From the data that follows, copy every line holding the string "werden".

■ ■ ■ ■

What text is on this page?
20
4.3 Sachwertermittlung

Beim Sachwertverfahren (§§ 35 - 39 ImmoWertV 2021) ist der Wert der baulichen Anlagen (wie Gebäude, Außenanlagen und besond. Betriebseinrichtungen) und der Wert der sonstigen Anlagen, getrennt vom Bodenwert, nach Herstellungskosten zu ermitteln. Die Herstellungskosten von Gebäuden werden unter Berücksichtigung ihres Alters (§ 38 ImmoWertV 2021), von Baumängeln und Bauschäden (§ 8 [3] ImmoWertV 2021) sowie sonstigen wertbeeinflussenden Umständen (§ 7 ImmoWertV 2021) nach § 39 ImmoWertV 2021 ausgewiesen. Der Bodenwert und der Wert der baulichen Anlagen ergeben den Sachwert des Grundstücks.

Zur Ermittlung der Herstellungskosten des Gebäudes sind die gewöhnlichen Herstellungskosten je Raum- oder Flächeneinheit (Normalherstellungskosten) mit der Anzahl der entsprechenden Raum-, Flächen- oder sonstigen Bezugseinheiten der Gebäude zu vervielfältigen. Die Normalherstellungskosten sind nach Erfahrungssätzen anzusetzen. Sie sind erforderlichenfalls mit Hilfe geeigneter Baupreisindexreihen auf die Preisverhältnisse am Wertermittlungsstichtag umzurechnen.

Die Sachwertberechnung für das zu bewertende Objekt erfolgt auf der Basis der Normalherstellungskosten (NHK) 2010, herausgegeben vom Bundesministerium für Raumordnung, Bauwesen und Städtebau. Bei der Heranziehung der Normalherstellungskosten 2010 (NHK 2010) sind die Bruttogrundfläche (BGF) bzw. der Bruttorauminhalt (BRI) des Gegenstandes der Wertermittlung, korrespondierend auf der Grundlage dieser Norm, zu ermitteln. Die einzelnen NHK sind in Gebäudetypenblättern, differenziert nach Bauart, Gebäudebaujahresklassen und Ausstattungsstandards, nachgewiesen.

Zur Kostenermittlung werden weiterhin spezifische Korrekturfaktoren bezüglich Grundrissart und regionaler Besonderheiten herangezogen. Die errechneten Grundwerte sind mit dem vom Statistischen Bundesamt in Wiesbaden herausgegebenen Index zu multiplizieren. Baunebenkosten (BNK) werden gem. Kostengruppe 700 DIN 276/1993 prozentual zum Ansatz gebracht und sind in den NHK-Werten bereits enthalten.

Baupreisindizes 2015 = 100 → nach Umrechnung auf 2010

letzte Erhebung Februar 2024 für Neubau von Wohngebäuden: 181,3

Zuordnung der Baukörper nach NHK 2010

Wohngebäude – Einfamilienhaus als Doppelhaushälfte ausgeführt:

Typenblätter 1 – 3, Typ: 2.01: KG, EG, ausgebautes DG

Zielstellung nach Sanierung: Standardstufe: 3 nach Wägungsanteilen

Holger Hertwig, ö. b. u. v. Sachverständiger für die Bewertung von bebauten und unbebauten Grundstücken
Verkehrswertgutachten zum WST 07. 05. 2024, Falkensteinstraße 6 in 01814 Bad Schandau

■ ■ ■ ■

**COMPLETED TASK**
Beim Sachwertverfahren (§§ 35 - 39 ImmoWertV 2021) ist der Wert der baulichen Anlagen (wie Gebäude, Außenanlagen und besond. Betriebseinrichtungen) und der Wert der sonstigen Anlagen, getrennt vom Bodenwert, nach Herstellungskosten zu ermitteln. Die Herstellungskosten von Gebäuden werden unter Berücksichtigung ihres Alters (§ 38 ImmoWertV 2021), von Baumängeln und Bauschäden (§ 8 [3] ImmoWertV 2021) sowie sonstigen wertbeeinflussenden Umständen (§ 7 ImmoWertV 2021) nach § 39 ImmoWertV 2021 ausgewiesen. Der Bodenwert und der Wert der baulichen Anlagen ergeben den Sachwert des Grundstücks.
Zur Kostenermittlung werden weiterhin spezifische Korrekturfaktoren bezüglich Grundrissart und regionaler Besonderheiten herangezogen. Die errechneten Grundwerte sind mit dem vom Statistischen Bundesamt in Wiesbaden herausgegebenen Index zu multiplizieren. Baunebenkosten (BNK) werden gem. Kostengruppe 700 DIN 276/1993 prozentual zum Ansatz gebracht und sind in den NHK-Werten bereits enthalten.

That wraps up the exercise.